▸ Exercise objective: Across the entries below, count the lines that contain the word "clothing" and reply with that number only.

▸ Document transcription data:
§

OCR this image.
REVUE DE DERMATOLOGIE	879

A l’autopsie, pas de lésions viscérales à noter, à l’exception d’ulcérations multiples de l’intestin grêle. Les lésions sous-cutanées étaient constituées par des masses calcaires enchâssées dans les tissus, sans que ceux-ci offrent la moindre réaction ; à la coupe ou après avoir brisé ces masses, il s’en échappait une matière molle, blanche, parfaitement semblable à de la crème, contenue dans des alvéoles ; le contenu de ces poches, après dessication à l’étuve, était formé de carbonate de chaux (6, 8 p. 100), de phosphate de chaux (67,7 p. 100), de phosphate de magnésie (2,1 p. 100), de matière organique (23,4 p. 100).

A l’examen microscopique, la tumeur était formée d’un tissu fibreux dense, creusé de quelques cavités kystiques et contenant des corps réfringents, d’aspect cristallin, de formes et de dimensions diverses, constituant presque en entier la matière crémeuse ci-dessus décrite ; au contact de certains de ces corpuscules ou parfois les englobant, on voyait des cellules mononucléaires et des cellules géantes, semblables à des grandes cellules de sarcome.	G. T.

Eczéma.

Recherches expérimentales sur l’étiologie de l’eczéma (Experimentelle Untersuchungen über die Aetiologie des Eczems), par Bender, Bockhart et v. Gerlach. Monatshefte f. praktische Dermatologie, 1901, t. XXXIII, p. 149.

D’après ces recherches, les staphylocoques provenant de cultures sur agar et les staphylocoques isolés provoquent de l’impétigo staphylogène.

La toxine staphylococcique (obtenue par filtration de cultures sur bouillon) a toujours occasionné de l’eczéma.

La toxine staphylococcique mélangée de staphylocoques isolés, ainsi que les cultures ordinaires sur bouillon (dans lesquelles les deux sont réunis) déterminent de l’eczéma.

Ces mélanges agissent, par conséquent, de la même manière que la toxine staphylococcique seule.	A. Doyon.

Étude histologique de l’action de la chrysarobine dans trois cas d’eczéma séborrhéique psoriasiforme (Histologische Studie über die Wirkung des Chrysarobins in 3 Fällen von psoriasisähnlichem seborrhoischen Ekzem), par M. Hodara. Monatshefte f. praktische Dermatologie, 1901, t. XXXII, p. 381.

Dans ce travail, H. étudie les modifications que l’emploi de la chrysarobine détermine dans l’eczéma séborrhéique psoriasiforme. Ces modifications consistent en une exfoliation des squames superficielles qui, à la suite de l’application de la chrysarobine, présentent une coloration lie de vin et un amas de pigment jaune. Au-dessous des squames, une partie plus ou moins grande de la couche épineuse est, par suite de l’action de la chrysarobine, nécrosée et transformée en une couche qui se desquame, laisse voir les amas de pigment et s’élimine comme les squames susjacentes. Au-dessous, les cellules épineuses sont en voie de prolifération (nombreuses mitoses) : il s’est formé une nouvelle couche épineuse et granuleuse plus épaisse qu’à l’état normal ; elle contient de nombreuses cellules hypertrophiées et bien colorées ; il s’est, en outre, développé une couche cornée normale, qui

§

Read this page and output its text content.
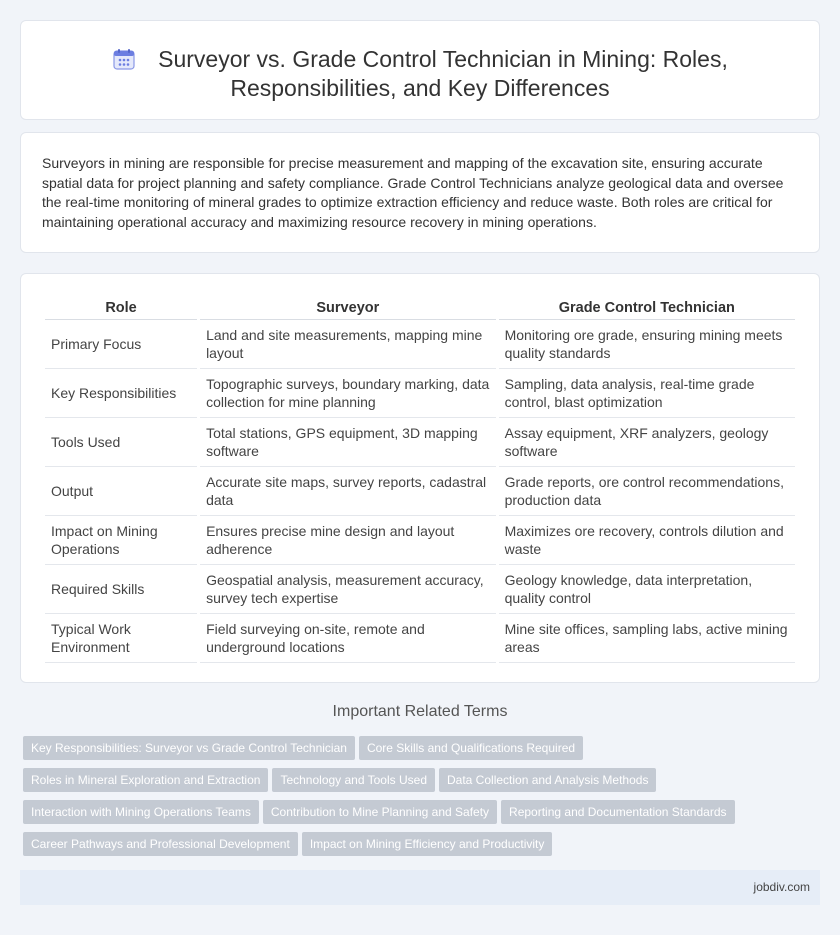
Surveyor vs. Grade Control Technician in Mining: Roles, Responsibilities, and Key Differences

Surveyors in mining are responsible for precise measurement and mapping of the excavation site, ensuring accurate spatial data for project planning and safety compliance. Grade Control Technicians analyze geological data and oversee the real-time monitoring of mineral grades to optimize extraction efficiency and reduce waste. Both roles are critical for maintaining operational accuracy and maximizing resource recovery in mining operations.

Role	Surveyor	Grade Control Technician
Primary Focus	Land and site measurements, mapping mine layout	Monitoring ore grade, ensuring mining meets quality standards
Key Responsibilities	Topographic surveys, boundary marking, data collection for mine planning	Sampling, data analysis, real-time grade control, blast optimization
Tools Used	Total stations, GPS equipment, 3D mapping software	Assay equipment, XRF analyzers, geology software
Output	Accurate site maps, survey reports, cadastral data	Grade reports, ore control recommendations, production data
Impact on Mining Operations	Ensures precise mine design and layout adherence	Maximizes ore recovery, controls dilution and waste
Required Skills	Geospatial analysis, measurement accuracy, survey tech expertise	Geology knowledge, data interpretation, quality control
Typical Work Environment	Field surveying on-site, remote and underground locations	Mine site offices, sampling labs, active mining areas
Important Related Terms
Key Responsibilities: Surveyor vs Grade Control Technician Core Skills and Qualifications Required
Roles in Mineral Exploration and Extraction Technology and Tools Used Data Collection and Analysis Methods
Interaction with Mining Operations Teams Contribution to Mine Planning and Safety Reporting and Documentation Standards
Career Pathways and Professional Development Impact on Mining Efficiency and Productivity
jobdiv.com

§

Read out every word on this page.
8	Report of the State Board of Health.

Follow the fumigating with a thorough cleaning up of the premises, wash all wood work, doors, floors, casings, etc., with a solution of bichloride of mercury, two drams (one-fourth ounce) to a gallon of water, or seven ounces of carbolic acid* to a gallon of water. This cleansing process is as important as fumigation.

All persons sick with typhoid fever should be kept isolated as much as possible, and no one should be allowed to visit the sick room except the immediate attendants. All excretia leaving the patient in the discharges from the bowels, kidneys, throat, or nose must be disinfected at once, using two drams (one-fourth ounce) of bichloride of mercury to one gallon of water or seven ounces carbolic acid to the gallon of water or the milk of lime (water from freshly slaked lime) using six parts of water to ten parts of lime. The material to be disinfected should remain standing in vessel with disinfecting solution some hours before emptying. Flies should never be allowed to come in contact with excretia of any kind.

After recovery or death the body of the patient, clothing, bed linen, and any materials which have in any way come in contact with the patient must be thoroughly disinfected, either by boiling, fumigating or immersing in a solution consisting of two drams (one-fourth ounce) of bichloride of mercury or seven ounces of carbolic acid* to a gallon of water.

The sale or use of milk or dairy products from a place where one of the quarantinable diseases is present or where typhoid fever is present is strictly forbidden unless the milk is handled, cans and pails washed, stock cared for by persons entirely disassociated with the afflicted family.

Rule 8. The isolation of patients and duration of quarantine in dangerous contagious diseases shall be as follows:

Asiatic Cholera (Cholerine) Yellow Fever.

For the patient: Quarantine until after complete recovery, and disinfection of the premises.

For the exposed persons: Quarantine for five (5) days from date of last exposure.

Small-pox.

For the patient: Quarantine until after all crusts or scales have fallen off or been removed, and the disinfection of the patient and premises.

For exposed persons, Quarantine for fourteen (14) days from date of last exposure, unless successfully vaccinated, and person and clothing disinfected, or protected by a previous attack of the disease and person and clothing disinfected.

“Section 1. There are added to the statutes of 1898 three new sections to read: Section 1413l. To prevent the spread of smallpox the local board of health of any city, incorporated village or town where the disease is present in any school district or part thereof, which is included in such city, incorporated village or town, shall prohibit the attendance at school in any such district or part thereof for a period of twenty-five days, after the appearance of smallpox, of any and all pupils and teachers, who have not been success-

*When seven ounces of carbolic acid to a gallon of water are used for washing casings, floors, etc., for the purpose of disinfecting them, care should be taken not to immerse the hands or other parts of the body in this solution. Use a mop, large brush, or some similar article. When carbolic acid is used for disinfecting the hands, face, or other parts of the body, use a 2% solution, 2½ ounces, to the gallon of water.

§

▸ Finished exercise: 2